Reproduce the lines verbatim, beginning at the line that contains "wire D2 cathode" and ending after the line that contains "svg-text:6.94 mF: 6.94 mF: [173, 78, 189, 83]".

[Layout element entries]

_ _ _ _

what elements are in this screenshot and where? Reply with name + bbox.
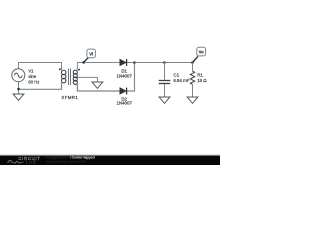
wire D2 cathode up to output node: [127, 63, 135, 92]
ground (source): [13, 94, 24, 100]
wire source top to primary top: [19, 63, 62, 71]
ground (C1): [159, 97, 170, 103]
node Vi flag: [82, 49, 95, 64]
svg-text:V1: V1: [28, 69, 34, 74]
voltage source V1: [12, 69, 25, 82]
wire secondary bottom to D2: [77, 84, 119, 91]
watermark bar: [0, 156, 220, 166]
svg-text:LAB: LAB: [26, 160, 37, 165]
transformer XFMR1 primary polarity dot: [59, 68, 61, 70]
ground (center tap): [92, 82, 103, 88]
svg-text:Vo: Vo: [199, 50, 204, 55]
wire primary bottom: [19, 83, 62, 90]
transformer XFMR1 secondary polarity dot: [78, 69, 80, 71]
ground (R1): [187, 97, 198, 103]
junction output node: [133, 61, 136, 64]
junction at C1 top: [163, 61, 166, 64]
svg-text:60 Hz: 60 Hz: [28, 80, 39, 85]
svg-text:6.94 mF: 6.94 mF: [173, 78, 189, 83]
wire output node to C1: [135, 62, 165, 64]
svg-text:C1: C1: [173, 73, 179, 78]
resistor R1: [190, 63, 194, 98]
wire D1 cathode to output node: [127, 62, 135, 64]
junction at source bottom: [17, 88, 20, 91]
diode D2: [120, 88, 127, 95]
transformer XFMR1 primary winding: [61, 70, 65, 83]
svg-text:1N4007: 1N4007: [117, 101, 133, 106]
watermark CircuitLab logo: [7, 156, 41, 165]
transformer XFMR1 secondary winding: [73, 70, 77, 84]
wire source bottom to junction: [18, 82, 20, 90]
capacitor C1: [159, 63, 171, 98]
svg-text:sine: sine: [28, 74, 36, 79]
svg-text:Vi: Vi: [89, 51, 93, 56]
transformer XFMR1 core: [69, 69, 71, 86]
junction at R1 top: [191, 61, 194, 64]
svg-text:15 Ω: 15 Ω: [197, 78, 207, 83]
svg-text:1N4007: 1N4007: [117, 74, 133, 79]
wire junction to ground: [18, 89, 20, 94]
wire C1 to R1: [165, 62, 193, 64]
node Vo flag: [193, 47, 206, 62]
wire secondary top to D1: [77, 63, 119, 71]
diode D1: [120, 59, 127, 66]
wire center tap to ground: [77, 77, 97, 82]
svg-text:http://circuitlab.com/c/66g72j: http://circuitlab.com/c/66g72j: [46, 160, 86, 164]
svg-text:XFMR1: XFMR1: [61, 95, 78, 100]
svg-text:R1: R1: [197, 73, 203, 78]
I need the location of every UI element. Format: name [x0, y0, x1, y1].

_ _ _ _

__Solution to the problem__.
wire D2 cathode up to output node: [127, 63, 135, 92]
ground (source): [13, 94, 24, 100]
wire source top to primary top: [19, 63, 62, 71]
ground (C1): [159, 97, 170, 103]
node Vi flag: [82, 49, 95, 64]
svg-text:V1: V1: [28, 69, 34, 74]
voltage source V1: [12, 69, 25, 82]
wire secondary bottom to D2: [77, 84, 119, 91]
watermark bar: [0, 156, 220, 166]
svg-text:LAB: LAB: [26, 160, 37, 165]
transformer XFMR1 primary polarity dot: [59, 68, 61, 70]
ground (center tap): [92, 82, 103, 88]
svg-text:Vo: Vo: [199, 50, 204, 55]
wire primary bottom: [19, 83, 62, 90]
transformer XFMR1 secondary polarity dot: [78, 69, 80, 71]
ground (R1): [187, 97, 198, 103]
junction output node: [133, 61, 136, 64]
junction at C1 top: [163, 61, 166, 64]
svg-text:60 Hz: 60 Hz: [28, 80, 39, 85]
svg-text:6.94 mF: 6.94 mF: [173, 78, 189, 83]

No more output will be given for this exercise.